ARBEITSAUFTRÄGE
(1) Welche Nummern für Abbildungen und Abschnitte kommen im Textausschnitt über das Konstruieren von Drehteilen vor? Zähl sie alle auf.
(2) Im Textausschnitt über das Konstruieren von Drehteilen heißt es, die Rotation sei im vorigen Beispiel die bessere Lösung gewesen. Erklär kurz, warum.
(3) Schreib aus dem Textausschnitt über das Konstruieren von Drehteilen den Teil von "Abb. 3.17: Skizzieren" bis "des ganzen Bauteils." genau ab.

TEXTAUSSCHNITT
»»

Abb. 3.17: Skizzieren der Fasen
Der Vorteil dieser Methode ist jedoch nicht nur, dass sie Features einspart, sondern auch, dass Sie jetzt sämtliche geometrischen Merkmale – minus die Rotation – in einer einzigen Skizze haben! Die Skizze wird somit praktisch zur Zentralverwaltung des ganzen Bauteils.
Das mag Ihnen im Moment nicht viel ausmachen, doch wenn Sie erst komplexe Bauteile mit vielen Skizzen haben, oder wenn Sie gar Teile im Baugruppenkontext editieren, wo Sie ein halbes Dutzend Hierarchieebenen und hunderte von Features haben, dann – glauben Sie mir: Sie werden für jeden Ort dankbar sein, an dem Sie nicht suchen müssen …
Abb. 3.18: Andere Route, gleiches Ziel: Die Achse wurde mit dem Skizzenfeature angefast
3.2 Drehteile durch Extrusion
Das vorige Beispiel hat gezeigt, wie viel strategisches Denken doch zur Rotation gehört. Rotation ist einfach elegant. Und sie war im Beispiel die bessere Lösung, weil wir in Rotationsrichtung Einzelheiten unterbringen mussten – die Nuten für die Sicherungsringe nämlich. Das wäre als Extrusion auch möglich gewesen, wäre aber wesentlich umständlicher gewesen.
Aber es gibt auch einfache Drehteile wie die beiden Achsen, die Sie im Folgenden anfertigen. Die sollte man extrudieren können. Versuchen wir folgendes:
- Öffnen Sie ein neues Bauteil und speichern Sie es unter Ar Auslöser Achse. (Ar steht für die Baugruppe „Arretierung“.)

««

Einträge zu Layoutelementen
»»

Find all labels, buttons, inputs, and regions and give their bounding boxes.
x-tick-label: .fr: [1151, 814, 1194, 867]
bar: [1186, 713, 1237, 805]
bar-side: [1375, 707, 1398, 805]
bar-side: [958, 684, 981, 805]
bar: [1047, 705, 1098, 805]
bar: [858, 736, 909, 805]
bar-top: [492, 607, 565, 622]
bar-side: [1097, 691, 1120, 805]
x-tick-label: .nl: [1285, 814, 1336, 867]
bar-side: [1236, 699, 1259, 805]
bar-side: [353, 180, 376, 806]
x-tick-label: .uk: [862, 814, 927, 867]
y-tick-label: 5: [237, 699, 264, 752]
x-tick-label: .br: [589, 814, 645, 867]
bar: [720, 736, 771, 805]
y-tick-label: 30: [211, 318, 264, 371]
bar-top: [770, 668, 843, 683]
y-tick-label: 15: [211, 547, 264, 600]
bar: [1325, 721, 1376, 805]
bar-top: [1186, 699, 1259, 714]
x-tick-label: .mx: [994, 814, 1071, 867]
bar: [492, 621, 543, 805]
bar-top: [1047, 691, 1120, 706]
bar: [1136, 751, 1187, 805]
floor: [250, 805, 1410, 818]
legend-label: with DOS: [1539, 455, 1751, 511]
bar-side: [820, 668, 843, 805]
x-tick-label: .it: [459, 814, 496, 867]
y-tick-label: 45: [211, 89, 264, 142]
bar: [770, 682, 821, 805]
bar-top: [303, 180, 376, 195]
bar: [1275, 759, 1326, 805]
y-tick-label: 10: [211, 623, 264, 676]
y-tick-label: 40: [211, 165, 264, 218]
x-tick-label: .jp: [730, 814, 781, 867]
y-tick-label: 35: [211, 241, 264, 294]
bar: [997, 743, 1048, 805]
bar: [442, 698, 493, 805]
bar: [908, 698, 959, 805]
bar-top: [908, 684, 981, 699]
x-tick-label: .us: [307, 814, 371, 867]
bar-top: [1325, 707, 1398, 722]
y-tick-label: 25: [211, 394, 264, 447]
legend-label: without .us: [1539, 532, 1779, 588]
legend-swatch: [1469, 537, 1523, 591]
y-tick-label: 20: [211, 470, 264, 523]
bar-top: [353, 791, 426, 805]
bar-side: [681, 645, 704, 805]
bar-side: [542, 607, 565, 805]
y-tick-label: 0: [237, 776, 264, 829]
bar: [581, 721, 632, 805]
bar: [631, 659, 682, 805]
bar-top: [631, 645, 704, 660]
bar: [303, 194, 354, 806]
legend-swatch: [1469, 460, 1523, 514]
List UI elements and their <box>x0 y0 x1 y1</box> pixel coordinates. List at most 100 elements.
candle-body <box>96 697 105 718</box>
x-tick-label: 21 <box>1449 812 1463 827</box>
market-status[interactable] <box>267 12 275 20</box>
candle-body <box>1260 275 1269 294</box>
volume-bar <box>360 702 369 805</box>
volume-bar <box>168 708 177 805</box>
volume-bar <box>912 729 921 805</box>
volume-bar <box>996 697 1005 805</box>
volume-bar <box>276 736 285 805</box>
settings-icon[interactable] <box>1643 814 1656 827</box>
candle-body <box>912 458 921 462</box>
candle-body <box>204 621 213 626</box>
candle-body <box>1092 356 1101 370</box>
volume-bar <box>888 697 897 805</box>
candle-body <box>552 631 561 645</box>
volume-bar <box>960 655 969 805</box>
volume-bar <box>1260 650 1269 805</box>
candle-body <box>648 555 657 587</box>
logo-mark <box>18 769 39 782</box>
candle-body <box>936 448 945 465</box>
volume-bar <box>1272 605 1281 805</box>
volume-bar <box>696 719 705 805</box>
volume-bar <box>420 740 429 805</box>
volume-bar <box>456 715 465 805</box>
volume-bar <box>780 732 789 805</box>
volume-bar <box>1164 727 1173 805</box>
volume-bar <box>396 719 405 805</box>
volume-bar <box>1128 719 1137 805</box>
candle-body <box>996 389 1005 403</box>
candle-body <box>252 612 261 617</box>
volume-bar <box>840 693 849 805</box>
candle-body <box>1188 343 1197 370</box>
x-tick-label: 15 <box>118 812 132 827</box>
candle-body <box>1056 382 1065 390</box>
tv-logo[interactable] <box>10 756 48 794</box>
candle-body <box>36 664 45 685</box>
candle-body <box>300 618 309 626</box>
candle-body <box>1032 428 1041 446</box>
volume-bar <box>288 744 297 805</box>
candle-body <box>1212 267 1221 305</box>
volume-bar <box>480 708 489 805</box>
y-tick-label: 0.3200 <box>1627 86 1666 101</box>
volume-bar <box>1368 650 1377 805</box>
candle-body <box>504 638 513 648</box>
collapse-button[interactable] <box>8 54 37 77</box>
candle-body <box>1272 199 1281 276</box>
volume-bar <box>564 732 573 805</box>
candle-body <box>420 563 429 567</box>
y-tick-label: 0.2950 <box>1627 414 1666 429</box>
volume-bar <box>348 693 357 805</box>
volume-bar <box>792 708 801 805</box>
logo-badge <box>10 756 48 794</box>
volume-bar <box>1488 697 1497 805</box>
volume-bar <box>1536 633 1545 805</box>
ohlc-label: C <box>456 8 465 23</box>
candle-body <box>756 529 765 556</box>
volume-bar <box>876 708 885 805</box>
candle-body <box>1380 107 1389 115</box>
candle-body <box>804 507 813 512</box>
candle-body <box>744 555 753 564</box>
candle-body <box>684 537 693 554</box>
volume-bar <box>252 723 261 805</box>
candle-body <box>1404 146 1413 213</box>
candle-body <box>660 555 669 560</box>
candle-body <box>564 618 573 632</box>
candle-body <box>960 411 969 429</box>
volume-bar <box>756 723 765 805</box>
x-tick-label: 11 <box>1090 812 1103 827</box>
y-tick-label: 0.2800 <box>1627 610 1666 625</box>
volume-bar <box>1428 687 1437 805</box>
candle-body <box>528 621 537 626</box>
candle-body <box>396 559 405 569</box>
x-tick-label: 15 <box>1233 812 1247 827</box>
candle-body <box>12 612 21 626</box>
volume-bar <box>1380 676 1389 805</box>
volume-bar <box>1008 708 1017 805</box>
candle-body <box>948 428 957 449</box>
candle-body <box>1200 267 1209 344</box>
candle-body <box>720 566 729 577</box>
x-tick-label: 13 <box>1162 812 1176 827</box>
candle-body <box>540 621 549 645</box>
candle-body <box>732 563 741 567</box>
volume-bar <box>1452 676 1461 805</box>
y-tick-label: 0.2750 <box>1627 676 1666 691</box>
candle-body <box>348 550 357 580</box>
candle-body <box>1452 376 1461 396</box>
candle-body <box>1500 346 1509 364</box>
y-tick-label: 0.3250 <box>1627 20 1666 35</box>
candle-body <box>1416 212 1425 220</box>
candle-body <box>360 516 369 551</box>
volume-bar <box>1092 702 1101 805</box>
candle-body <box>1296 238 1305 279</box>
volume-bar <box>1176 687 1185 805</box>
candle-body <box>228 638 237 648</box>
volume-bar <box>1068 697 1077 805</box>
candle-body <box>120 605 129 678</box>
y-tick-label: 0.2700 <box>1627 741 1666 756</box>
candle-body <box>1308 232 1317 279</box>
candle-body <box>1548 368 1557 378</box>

««

LÖSUNGEN
(1) 3.17, 3.18, 3.2

(2) In Rotationsrichtung mussten Einzelheiten untergebracht werden, nämlich die Nuten für die Sicherungsringe. Mit einer Extrusion wäre das zwar auch möglich gewesen, aber wesentlich umständlicher.

(3)
Abb. 3.17: Skizzieren der Fasen
Der Vorteil dieser Methode ist jedoch nicht nur, dass sie Features einspart, sondern auch, dass Sie jetzt sämtliche geometrischen Merkmale – minus die Rotation – in einer einzigen Skizze haben! Die Skizze wird somit praktisch zur Zentralverwaltung des ganzen Bauteils.